Problem a:
Reproduce word for word the stretch from "But I decided" through "thinking about it." in the essay on crying below.
-------- Text excerpt
I'm a crier.
I mean, I cry at sad movies, sad stories, or stirred up memories brought on by watching Mister Rogers reruns on YouTube.
It's a big joke in my family about how much I cry during movies. Field of Dreams and Rudy are absolutely devastating, and I won't watch them with anyone else, because I just sit on the couch, bawling like a baby, while my family stares and wonders, "what the hell is wrong with him?"
This is unusual, since guys my age grew up in the '70s and '80s, when men were tough and macho. Our role models were Clint Eastwood, Sylvester Stallone, and Arnold Schwarzenegger, and we learned how to be "real men" by watching the their movies.
These were guys who could get kicked in the goolies and only have to clear their throat a little. They would get shot and complain about getting blood on their favorite shirt. They would clench their jaw and stare off into the distance when a loved one died. But they would never, ever cry.
If you cried, you would be teased about being a sissy, so we grew up believing crying is for girls and sissies. We learned never to do it because otherwise you weren't a "real man."
But I decided to embrace my inner crier in my mid-20s, when I realized the so-called tough guys were really just cowards who were too afraid to show their emotions.
That's right, tough guys. I'm calling you out as a bunch of sissies. You're the ones who are afraid to cry in public. You're too scared about what other people might think to even let a single tear leak from your eye that time when Mister Rogers talked to that little boy in the wheelchair about what it was like being different and how he was still special and dammit now I'm getting choked up just thinking about it.
----------------
-------- Excerpted data
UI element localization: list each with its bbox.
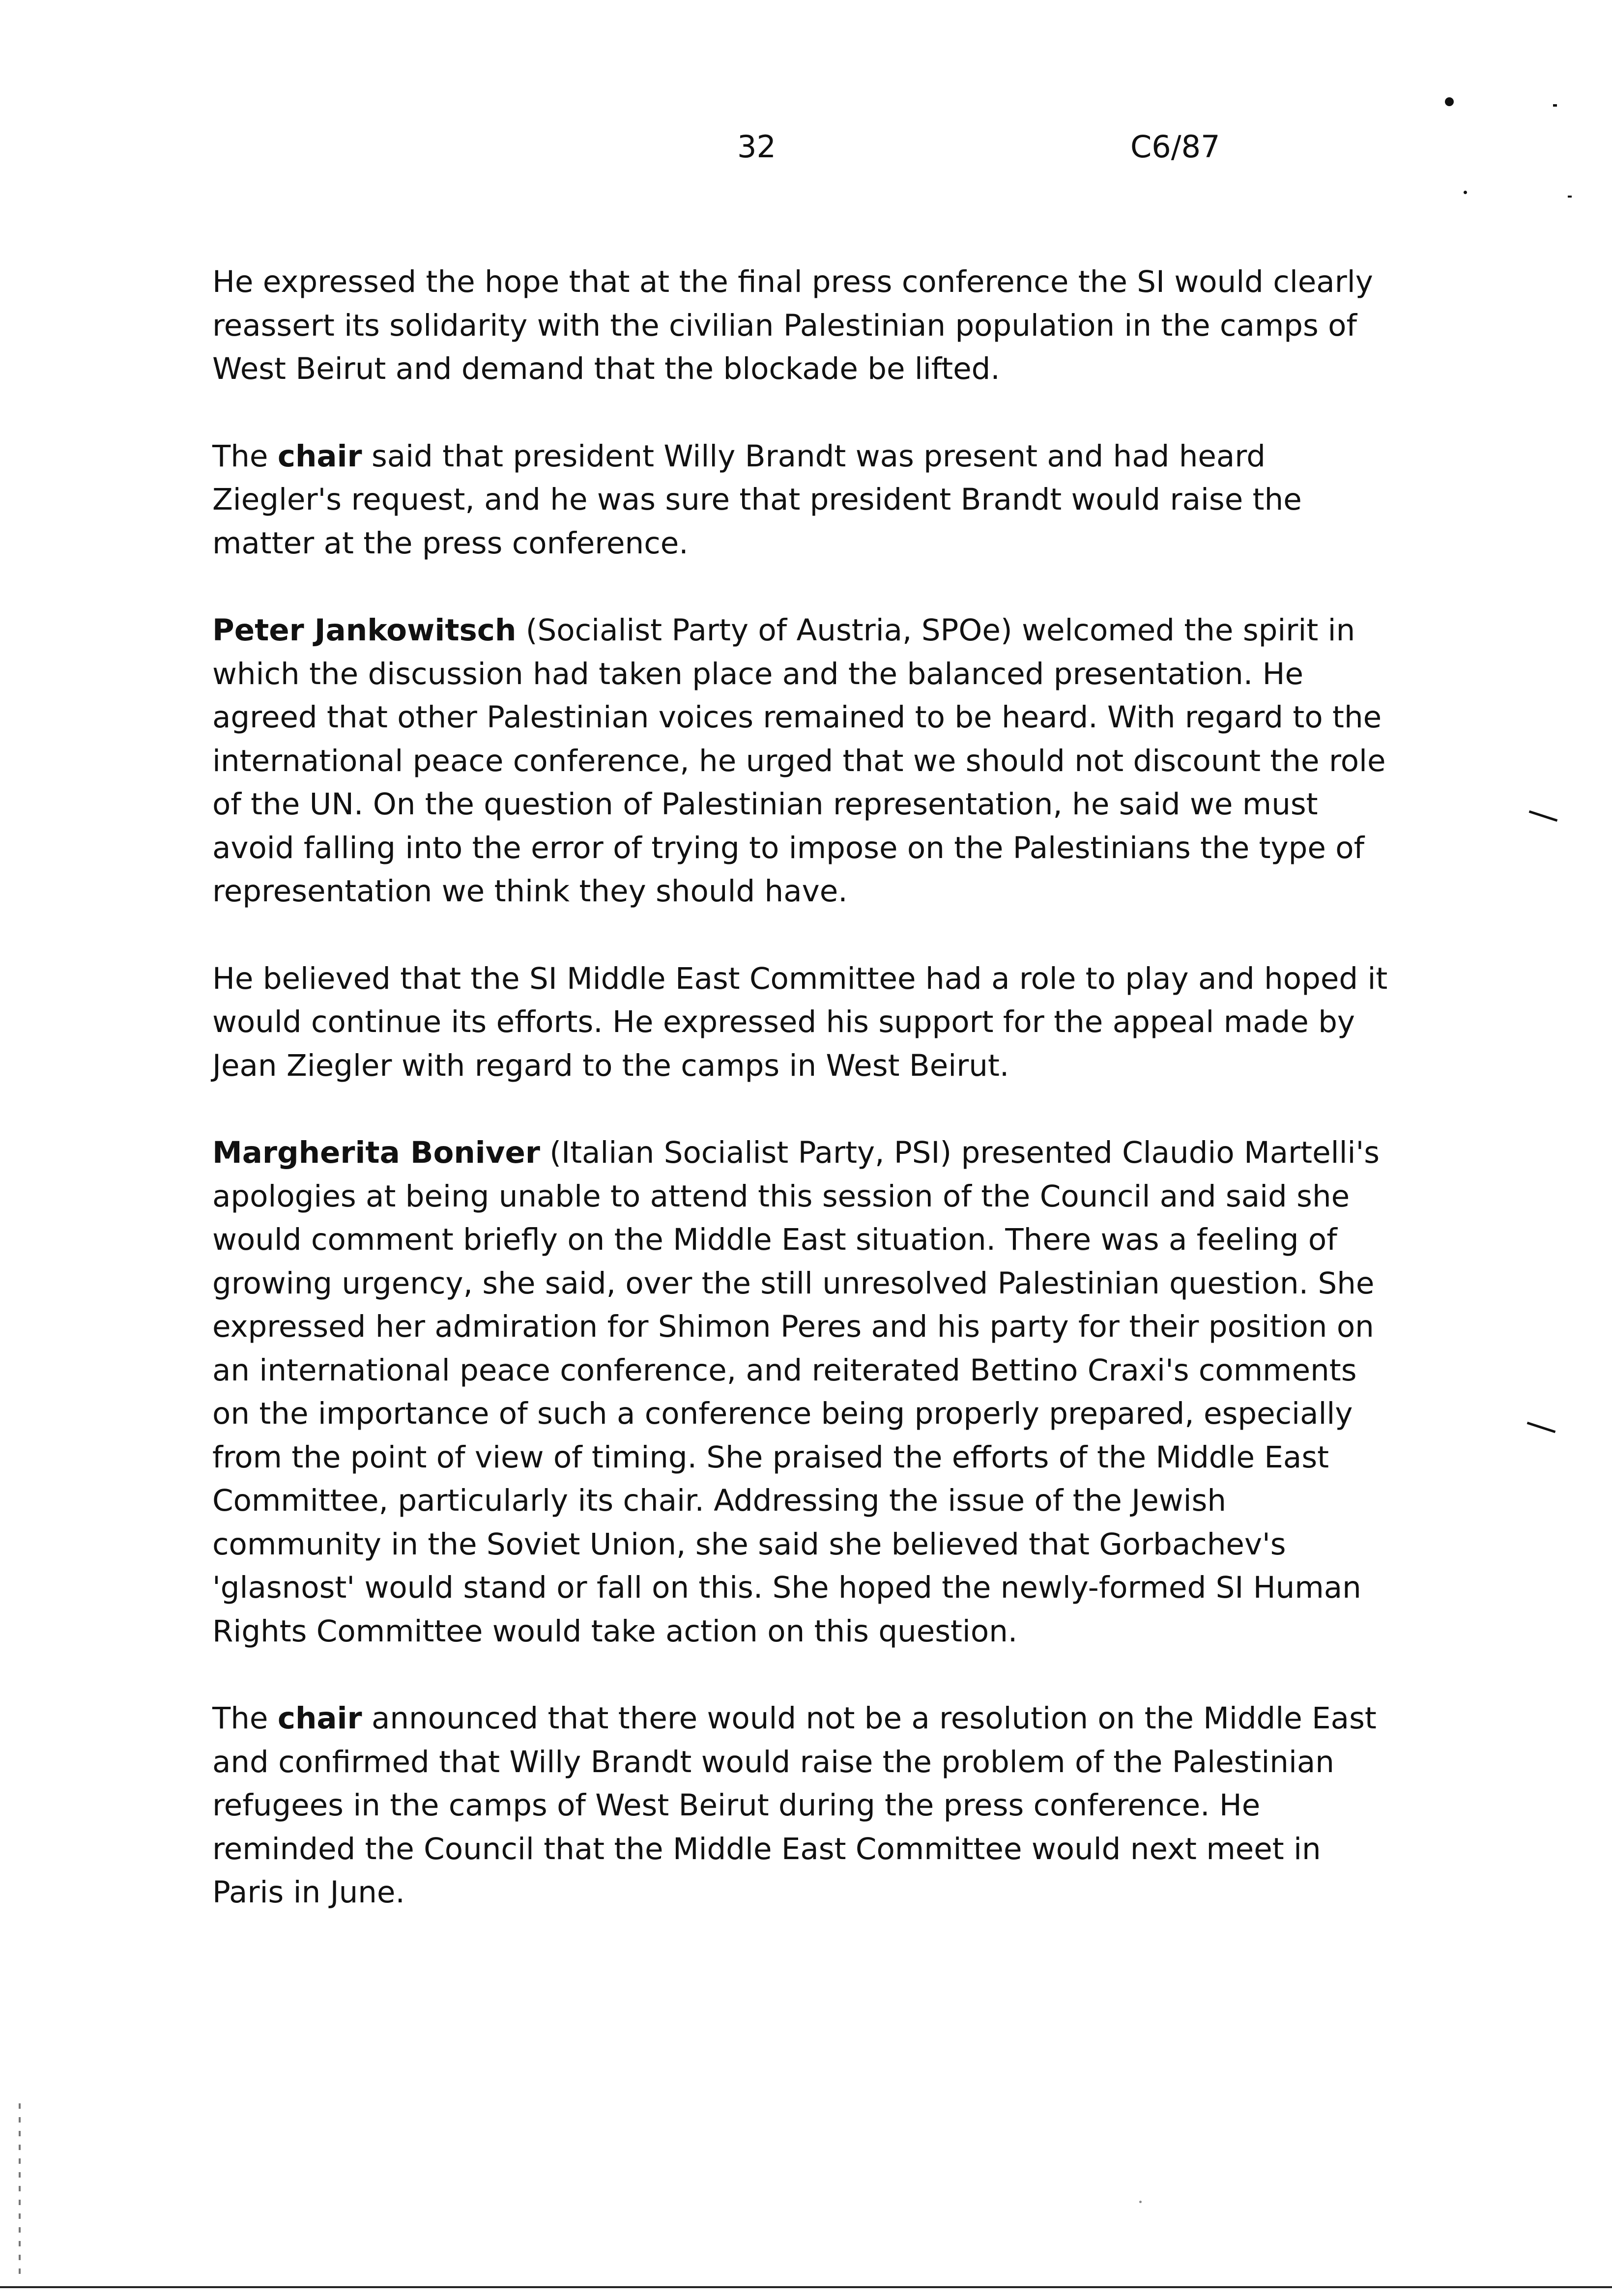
scan-speck	[1445, 97, 1454, 106]
speaker-name: chair	[277, 1701, 362, 1736]
paragraph-text: (Italian Socialist Party, PSI) presented Claudio Martelli's apologies at being unable to attend this session of the Council and said she would comment briefly on the Middle East situation. There was a feeling of growing urgency, she said, over the still unresolved Palestinian question. She expressed her admiration for Shimon Peres and his party for their position on an international peace conference, and reiterated Bettino Craxi's comments on the importance of such a conference being properly prepared, especially from the point of view of timing. She praised the efforts of the Middle East Committee, particularly its chair. Addressing the issue of the Jewish community in the Soviet Union, she said she believed that Gorbachev's 'glasnost' would stand or fall on this. She hoped the newly-formed SI Human Rights Committee would take action on this question.	[212, 1135, 1380, 1649]
speaker-name: chair	[277, 438, 362, 474]
speaker-name: Peter Jankowitsch	[212, 613, 517, 648]
scan-speck	[1464, 191, 1467, 194]
paragraph-text: (Socialist Party of Austria, SPOe) welcomed the spirit in which the discussion had taken place and the balanced presentation. He agreed that other Palestinian voices remained to be heard. With regard to the international peace conference, he urged that we should not discount the role of the UN. On the question of Palestinian representation, he said we must avoid falling into the error of trying to impose on the Palestinians the type of representation we think they should have.	[212, 613, 1386, 909]
document-reference: C6/87	[1130, 129, 1220, 165]
scan-speck	[1568, 196, 1572, 198]
paragraph-lead: The	[212, 1701, 278, 1736]
paragraph-text: said that president Willy Brandt was present and had heard Ziegler's request, and he was sure that president Brandt would raise the matter at the press conference.	[212, 438, 1302, 561]
paragraph-text: He expressed the hope that at the final press conference the SI would clearly reassert its solidarity with the civilian Palestinian population in the camps of West Beirut and demand that the blockade be lifted.	[212, 264, 1373, 386]
paragraph-lead: The	[212, 438, 278, 474]
paragraph-text: He believed that the SI Middle East Committee had a role to play and hoped it would continue its efforts. He expressed his support for the appeal made by Jean Ziegler with regard to the camps in West Beirut.	[212, 961, 1388, 1083]
speaker-name: Margherita Boniver	[212, 1135, 540, 1170]
scan-speck	[1139, 2201, 1142, 2203]
paragraph-3	[212, 609, 1392, 914]
paragraph-text: announced that there would not be a resolution on the Middle East and confirmed that Willy Brandt would raise the problem of the Palestinian refugees in the camps of West Beirut during the press conference. He reminded the Council that the Middle East Committee would next meet in Paris in June.	[212, 1701, 1377, 1910]
margin-mark	[1527, 1422, 1556, 1433]
paragraph-6	[212, 1697, 1392, 1915]
margin-mark	[1529, 810, 1558, 822]
paragraph-4	[212, 957, 1392, 1088]
scan-edge	[19, 2103, 21, 2280]
paragraph-5	[212, 1131, 1392, 1653]
paragraph-1	[212, 260, 1392, 391]
scan-speck	[1553, 104, 1557, 107]
page-number: 32	[737, 129, 776, 165]
minutes-body	[212, 260, 1392, 1958]
paragraph-2	[212, 435, 1392, 566]
scan-bottom-edge	[0, 2286, 1612, 2288]
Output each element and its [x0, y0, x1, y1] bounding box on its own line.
----------------
Problem b:
Gather every line in the records above that contains the string "speaker".

Final answer a:
But I decided to embrace my inner crier in my mid-20s, when I realized the so-called tough guys were really just cowards who were too afraid to show their emotions.
That's right, tough guys. I'm calling you out as a bunch of sissies. You're the ones who are afraid to cry in public. You're too scared about what other people might think to even let a single tear leak from your eye that time when Mister Rogers talked to that little boy in the wheelchair about what it was like being different and how he was still special and dammit now I'm getting choked up just thinking about it.

Final answer b:
speaker-name: chair	[277, 1701, 362, 1736]
speaker-name: chair	[277, 438, 362, 474]
speaker-name: Peter Jankowitsch	[212, 613, 517, 648]
speaker-name: Margherita Boniver	[212, 1135, 540, 1170]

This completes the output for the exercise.